>> start

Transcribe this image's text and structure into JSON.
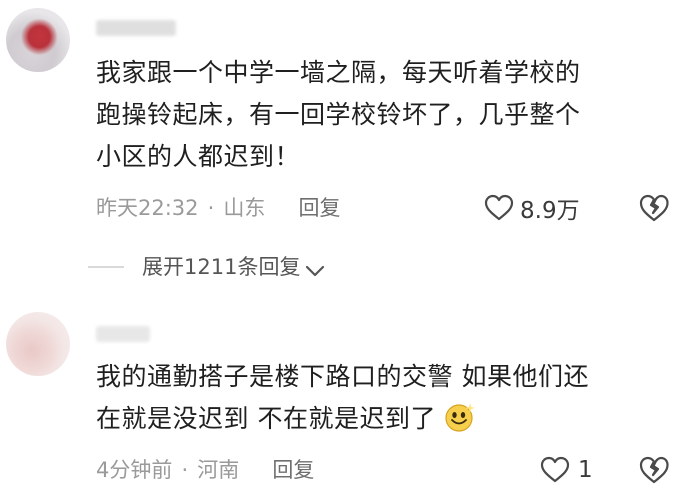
{
  "comments": [
    {
      "username": "",
      "text_line1": "我家跟一个中学一墙之隔，每天听着学校的",
      "text_line2": "跑操铃起床，有一回学校铃坏了，几乎整个",
      "text_line3": "小区的人都迟到！",
      "time": "昨天22:32",
      "separator": "·",
      "location": "山东",
      "reply_label": "回复",
      "likes": "8.9万"
    },
    {
      "username": "",
      "text_line1": "我的通勤搭子是楼下路口的交警 如果他们还",
      "text_line2": "在就是没迟到 不在就是迟到了",
      "emoji": "smile-emoji",
      "time": "4分钟前",
      "separator": "·",
      "location": "河南",
      "reply_label": "回复",
      "likes": "1"
    }
  ],
  "expand_replies_label": "展开1211条回复",
  "icons": {
    "like": "heart-outline-icon",
    "dislike": "broken-heart-icon",
    "expand": "chevron-down-icon"
  },
  "colors": {
    "text": "#1f1f1f",
    "meta": "#9a9a9a",
    "divider": "#d9d9d9"
  }
}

>> end

#### [Challenge]
Transcribe the material exactly, leaving every picture out.

#### [Complete output]
Transcribe this image's text and structure into JSON.
{
  "comments": [
    {
      "username": "",
      "text_line1": "我家跟一个中学一墙之隔，每天听着学校的",
      "text_line2": "跑操铃起床，有一回学校铃坏了，几乎整个",
      "text_line3": "小区的人都迟到！",
      "time": "昨天22:32",
      "separator": "·",
      "location": "山东",
      "reply_label": "回复",
      "likes": "8.9万"
    },
    {
      "username": "",
      "text_line1": "我的通勤搭子是楼下路口的交警 如果他们还",
      "text_line2": "在就是没迟到 不在就是迟到了",
      "emoji": "smile-emoji",
      "time": "4分钟前",
      "separator": "·",
      "location": "河南",
      "reply_label": "回复",
      "likes": "1"
    }
  ],
  "expand_replies_label": "展开1211条回复",
  "icons": {
    "like": "heart-outline-icon",
    "dislike": "broken-heart-icon",
    "expand": "chevron-down-icon"
  },
  "colors": {
    "text": "#1f1f1f",
    "meta": "#9a9a9a",
    "divider": "#d9d9d9"
  }
}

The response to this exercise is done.